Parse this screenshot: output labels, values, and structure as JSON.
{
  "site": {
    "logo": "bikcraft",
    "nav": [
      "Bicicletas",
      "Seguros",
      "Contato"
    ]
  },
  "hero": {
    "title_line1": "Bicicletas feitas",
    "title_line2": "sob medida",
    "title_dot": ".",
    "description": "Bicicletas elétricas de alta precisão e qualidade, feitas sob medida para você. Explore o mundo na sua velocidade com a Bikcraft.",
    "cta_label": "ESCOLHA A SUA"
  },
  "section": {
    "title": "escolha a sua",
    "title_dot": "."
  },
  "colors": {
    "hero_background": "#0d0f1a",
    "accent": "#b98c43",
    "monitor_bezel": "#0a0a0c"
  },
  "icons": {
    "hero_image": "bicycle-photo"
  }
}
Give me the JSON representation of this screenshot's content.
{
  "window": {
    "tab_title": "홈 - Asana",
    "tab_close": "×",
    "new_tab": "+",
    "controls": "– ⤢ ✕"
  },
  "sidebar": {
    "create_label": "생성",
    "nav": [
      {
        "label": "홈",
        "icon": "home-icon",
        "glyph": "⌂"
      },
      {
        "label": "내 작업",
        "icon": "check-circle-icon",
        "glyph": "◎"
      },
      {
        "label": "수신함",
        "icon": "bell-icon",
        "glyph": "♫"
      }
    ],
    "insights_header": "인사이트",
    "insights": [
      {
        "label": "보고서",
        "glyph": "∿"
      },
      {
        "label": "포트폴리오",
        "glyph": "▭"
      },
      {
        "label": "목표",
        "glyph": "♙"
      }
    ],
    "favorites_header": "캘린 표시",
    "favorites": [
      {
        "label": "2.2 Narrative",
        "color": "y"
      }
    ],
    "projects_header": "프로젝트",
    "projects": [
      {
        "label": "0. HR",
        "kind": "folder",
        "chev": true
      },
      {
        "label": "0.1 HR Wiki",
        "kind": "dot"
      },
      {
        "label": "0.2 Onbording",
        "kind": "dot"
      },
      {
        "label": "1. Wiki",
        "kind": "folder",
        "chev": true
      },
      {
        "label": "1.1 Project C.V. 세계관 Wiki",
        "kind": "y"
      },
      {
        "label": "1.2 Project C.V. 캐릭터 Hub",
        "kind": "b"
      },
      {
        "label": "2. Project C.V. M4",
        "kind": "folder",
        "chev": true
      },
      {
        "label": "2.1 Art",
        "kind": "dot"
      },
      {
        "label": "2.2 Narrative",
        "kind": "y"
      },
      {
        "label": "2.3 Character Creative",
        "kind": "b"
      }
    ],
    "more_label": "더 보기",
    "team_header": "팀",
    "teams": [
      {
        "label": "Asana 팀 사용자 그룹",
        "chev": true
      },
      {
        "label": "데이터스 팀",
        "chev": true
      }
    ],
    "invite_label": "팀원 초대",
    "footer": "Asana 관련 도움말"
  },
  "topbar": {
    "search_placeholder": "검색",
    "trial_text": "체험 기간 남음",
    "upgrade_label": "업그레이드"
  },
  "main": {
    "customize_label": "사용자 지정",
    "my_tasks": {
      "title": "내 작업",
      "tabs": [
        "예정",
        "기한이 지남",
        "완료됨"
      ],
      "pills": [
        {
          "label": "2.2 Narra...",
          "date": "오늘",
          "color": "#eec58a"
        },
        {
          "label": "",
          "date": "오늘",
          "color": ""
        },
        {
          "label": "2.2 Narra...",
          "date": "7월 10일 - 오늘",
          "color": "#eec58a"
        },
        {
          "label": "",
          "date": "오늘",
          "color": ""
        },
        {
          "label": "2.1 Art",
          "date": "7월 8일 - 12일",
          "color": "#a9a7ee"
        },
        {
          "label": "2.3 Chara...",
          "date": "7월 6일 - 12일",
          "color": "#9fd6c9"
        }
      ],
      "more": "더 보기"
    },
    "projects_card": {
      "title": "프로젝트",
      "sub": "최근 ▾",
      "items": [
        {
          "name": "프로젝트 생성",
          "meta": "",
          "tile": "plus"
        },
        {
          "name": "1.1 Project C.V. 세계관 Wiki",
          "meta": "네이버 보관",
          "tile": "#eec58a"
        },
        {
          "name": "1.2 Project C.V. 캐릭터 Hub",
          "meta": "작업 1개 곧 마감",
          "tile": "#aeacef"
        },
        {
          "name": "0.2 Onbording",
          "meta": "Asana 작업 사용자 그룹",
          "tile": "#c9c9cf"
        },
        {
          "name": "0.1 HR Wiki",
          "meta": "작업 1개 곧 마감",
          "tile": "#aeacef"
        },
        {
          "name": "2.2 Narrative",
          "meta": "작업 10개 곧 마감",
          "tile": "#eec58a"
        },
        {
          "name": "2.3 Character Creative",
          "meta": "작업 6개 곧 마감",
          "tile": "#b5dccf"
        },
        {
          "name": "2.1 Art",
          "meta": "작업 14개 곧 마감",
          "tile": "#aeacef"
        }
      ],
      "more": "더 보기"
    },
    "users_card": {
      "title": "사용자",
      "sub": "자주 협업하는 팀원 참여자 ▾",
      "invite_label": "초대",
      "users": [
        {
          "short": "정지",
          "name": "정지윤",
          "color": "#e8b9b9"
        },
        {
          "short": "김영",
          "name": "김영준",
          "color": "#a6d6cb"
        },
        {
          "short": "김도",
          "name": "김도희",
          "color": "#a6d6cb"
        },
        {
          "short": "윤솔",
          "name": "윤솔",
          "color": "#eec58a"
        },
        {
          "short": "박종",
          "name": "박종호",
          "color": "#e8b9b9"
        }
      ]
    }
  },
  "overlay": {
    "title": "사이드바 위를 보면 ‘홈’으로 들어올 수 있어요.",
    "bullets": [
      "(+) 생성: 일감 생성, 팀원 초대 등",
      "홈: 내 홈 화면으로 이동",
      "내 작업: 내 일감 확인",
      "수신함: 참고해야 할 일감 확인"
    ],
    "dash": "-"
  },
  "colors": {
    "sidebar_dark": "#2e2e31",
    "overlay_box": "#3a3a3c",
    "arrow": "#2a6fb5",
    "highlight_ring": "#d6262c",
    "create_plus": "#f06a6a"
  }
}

**The request:**
Go through the listing and print each line exactly as it appears.

**Task answer:**
Parse this screenshot: output labels, values, and structure as JSON.
{
  "site": {
    "logo": "bikcraft",
    "nav": [
      "Bicicletas",
      "Seguros",
      "Contato"
    ]
  },
  "hero": {
    "title_line1": "Bicicletas feitas",
    "title_line2": "sob medida",
    "title_dot": ".",
    "description": "Bicicletas elétricas de alta precisão e qualidade, feitas sob medida para você. Explore o mundo na sua velocidade com a Bikcraft.",
    "cta_label": "ESCOLHA A SUA"
  },
  "section": {
    "title": "escolha a sua",
    "title_dot": "."
  },
  "colors": {
    "hero_background": "#0d0f1a",
    "accent": "#b98c43",
    "monitor_bezel": "#0a0a0c"
  },
  "icons": {
    "hero_image": "bicycle-photo"
  }
}
Give me the JSON representation of this screenshot's content.
{
  "window": {
    "tab_title": "홈 - Asana",
    "tab_close": "×",
    "new_tab": "+",
    "controls": "– ⤢ ✕"
  },
  "sidebar": {
    "create_label": "생성",
    "nav": [
      {
        "label": "홈",
        "icon": "home-icon",
        "glyph": "⌂"
      },
      {
        "label": "내 작업",
        "icon": "check-circle-icon",
        "glyph": "◎"
      },
      {
        "label": "수신함",
        "icon": "bell-icon",
        "glyph": "♫"
      }
    ],
    "insights_header": "인사이트",
    "insights": [
      {
        "label": "보고서",
        "glyph": "∿"
      },
      {
        "label": "포트폴리오",
        "glyph": "▭"
      },
      {
        "label": "목표",
        "glyph": "♙"
      }
    ],
    "favorites_header": "캘린 표시",
    "favorites": [
      {
        "label": "2.2 Narrative",
        "color": "y"
      }
    ],
    "projects_header": "프로젝트",
    "projects": [
      {
        "label": "0. HR",
        "kind": "folder",
        "chev": true
      },
      {
        "label": "0.1 HR Wiki",
        "kind": "dot"
      },
      {
        "label": "0.2 Onbording",
        "kind": "dot"
      },
      {
        "label": "1. Wiki",
        "kind": "folder",
        "chev": true
      },
      {
        "label": "1.1 Project C.V. 세계관 Wiki",
        "kind": "y"
      },
      {
        "label": "1.2 Project C.V. 캐릭터 Hub",
        "kind": "b"
      },
      {
        "label": "2. Project C.V. M4",
        "kind": "folder",
        "chev": true
      },
      {
        "label": "2.1 Art",
        "kind": "dot"
      },
      {
        "label": "2.2 Narrative",
        "kind": "y"
      },
      {
        "label": "2.3 Character Creative",
        "kind": "b"
      }
    ],
    "more_label": "더 보기",
    "team_header": "팀",
    "teams": [
      {
        "label": "Asana 팀 사용자 그룹",
        "chev": true
      },
      {
        "label": "데이터스 팀",
        "chev": true
      }
    ],
    "invite_label": "팀원 초대",
    "footer": "Asana 관련 도움말"
  },
  "topbar": {
    "search_placeholder": "검색",
    "trial_text": "체험 기간 남음",
    "upgrade_label": "업그레이드"
  },
  "main": {
    "customize_label": "사용자 지정",
    "my_tasks": {
      "title": "내 작업",
      "tabs": [
        "예정",
        "기한이 지남",
        "완료됨"
      ],
      "pills": [
        {
          "label": "2.2 Narra...",
          "date": "오늘",
          "color": "#eec58a"
        },
        {
          "label": "",
          "date": "오늘",
          "color": ""
        },
        {
          "label": "2.2 Narra...",
          "date": "7월 10일 - 오늘",
          "color": "#eec58a"
        },
        {
          "label": "",
          "date": "오늘",
          "color": ""
        },
        {
          "label": "2.1 Art",
          "date": "7월 8일 - 12일",
          "color": "#a9a7ee"
        },
        {
          "label": "2.3 Chara...",
          "date": "7월 6일 - 12일",
          "color": "#9fd6c9"
        }
      ],
      "more": "더 보기"
    },
    "projects_card": {
      "title": "프로젝트",
      "sub": "최근 ▾",
      "items": [
        {
          "name": "프로젝트 생성",
          "meta": "",
          "tile": "plus"
        },
        {
          "name": "1.1 Project C.V. 세계관 Wiki",
          "meta": "네이버 보관",
          "tile": "#eec58a"
        },
        {
          "name": "1.2 Project C.V. 캐릭터 Hub",
          "meta": "작업 1개 곧 마감",
          "tile": "#aeacef"
        },
        {
          "name": "0.2 Onbording",
          "meta": "Asana 작업 사용자 그룹",
          "tile": "#c9c9cf"
        },
        {
          "name": "0.1 HR Wiki",
          "meta": "작업 1개 곧 마감",
          "tile": "#aeacef"
        },
        {
          "name": "2.2 Narrative",
          "meta": "작업 10개 곧 마감",
          "tile": "#eec58a"
        },
        {
          "name": "2.3 Character Creative",
          "meta": "작업 6개 곧 마감",
          "tile": "#b5dccf"
        },
        {
          "name": "2.1 Art",
          "meta": "작업 14개 곧 마감",
          "tile": "#aeacef"
        }
      ],
      "more": "더 보기"
    },
    "users_card": {
      "title": "사용자",
      "sub": "자주 협업하는 팀원 참여자 ▾",
      "invite_label": "초대",
      "users": [
        {
          "short": "정지",
          "name": "정지윤",
          "color": "#e8b9b9"
        },
        {
          "short": "김영",
          "name": "김영준",
          "color": "#a6d6cb"
        },
        {
          "short": "김도",
          "name": "김도희",
          "color": "#a6d6cb"
        },
        {
          "short": "윤솔",
          "name": "윤솔",
          "color": "#eec58a"
        },
        {
          "short": "박종",
          "name": "박종호",
          "color": "#e8b9b9"
        }
      ]
    }
  },
  "overlay": {
    "title": "사이드바 위를 보면 ‘홈’으로 들어올 수 있어요.",
    "bullets": [
      "(+) 생성: 일감 생성, 팀원 초대 등",
      "홈: 내 홈 화면으로 이동",
      "내 작업: 내 일감 확인",
      "수신함: 참고해야 할 일감 확인"
    ],
    "dash": "-"
  },
  "colors": {
    "sidebar_dark": "#2e2e31",
    "overlay_box": "#3a3a3c",
    "arrow": "#2a6fb5",
    "highlight_ring": "#d6262c",
    "create_plus": "#f06a6a"
  }
}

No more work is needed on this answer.